-------- EXERCISE DATA

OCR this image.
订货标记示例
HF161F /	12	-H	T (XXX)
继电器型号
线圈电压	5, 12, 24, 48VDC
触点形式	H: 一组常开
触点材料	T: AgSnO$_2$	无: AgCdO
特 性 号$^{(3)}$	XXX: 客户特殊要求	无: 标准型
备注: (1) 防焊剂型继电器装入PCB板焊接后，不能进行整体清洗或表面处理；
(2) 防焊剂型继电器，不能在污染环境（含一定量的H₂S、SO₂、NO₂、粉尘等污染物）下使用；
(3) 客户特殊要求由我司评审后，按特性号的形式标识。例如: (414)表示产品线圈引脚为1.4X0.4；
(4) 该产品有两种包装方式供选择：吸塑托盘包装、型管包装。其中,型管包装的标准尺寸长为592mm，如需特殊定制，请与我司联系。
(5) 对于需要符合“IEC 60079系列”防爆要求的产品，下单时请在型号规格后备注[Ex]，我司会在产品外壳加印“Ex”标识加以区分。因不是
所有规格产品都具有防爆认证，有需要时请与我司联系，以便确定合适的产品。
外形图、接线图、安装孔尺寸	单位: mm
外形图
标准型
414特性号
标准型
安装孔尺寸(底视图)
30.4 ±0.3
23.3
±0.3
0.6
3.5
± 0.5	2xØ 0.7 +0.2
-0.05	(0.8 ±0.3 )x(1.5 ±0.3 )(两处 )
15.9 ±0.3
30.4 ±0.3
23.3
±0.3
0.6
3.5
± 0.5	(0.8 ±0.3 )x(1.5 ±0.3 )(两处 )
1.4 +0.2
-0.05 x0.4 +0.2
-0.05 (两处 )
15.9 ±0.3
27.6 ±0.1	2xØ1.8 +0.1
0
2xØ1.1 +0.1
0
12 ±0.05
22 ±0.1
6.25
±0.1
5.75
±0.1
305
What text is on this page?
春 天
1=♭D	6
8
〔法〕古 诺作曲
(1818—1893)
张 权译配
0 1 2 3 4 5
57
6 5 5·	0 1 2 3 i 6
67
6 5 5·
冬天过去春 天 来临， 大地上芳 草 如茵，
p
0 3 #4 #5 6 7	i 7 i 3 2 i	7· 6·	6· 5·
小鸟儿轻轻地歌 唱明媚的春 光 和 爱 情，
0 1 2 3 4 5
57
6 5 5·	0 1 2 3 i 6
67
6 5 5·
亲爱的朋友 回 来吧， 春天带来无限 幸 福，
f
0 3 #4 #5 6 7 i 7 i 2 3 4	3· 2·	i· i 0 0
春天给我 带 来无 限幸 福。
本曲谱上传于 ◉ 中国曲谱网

----------------

- _DO THIS_:
Copy out all of the data exactly, leaving nothing out.

- _TASK RESPONSE_:
OCR this image.
订货标记示例
HF161F /	12	-H	T (XXX)
继电器型号
线圈电压	5, 12, 24, 48VDC
触点形式	H: 一组常开
触点材料	T: AgSnO$_2$	无: AgCdO
特 性 号$^{(3)}$	XXX: 客户特殊要求	无: 标准型
备注: (1) 防焊剂型继电器装入PCB板焊接后，不能进行整体清洗或表面处理；
(2) 防焊剂型继电器，不能在污染环境（含一定量的H₂S、SO₂、NO₂、粉尘等污染物）下使用；
(3) 客户特殊要求由我司评审后，按特性号的形式标识。例如: (414)表示产品线圈引脚为1.4X0.4；
(4) 该产品有两种包装方式供选择：吸塑托盘包装、型管包装。其中,型管包装的标准尺寸长为592mm，如需特殊定制，请与我司联系。
(5) 对于需要符合“IEC 60079系列”防爆要求的产品，下单时请在型号规格后备注[Ex]，我司会在产品外壳加印“Ex”标识加以区分。因不是
所有规格产品都具有防爆认证，有需要时请与我司联系，以便确定合适的产品。
外形图、接线图、安装孔尺寸	单位: mm
外形图
标准型
414特性号
标准型
安装孔尺寸(底视图)
30.4 ±0.3
23.3
±0.3
0.6
3.5
± 0.5	2xØ 0.7 +0.2
-0.05	(0.8 ±0.3 )x(1.5 ±0.3 )(两处 )
15.9 ±0.3
30.4 ±0.3
23.3
±0.3
0.6
3.5
± 0.5	(0.8 ±0.3 )x(1.5 ±0.3 )(两处 )
1.4 +0.2
-0.05 x0.4 +0.2
-0.05 (两处 )
15.9 ±0.3
27.6 ±0.1	2xØ1.8 +0.1
0
2xØ1.1 +0.1
0
12 ±0.05
22 ±0.1
6.25
±0.1
5.75
±0.1
305
What text is on this page?
春 天
1=♭D	6
8
〔法〕古 诺作曲
(1818—1893)
张 权译配
0 1 2 3 4 5
57
6 5 5·	0 1 2 3 i 6
67
6 5 5·
冬天过去春 天 来临， 大地上芳 草 如茵，
p
0 3 #4 #5 6 7	i 7 i 3 2 i	7· 6·	6· 5·
小鸟儿轻轻地歌 唱明媚的春 光 和 爱 情，
0 1 2 3 4 5
57
6 5 5·	0 1 2 3 i 6
67
6 5 5·
亲爱的朋友 回 来吧， 春天带来无限 幸 福，
f
0 3 #4 #5 6 7 i 7 i 2 3 4	3· 2·	i· i 0 0
春天给我 带 来无 限幸 福。
本曲谱上传于 ◉ 中国曲谱网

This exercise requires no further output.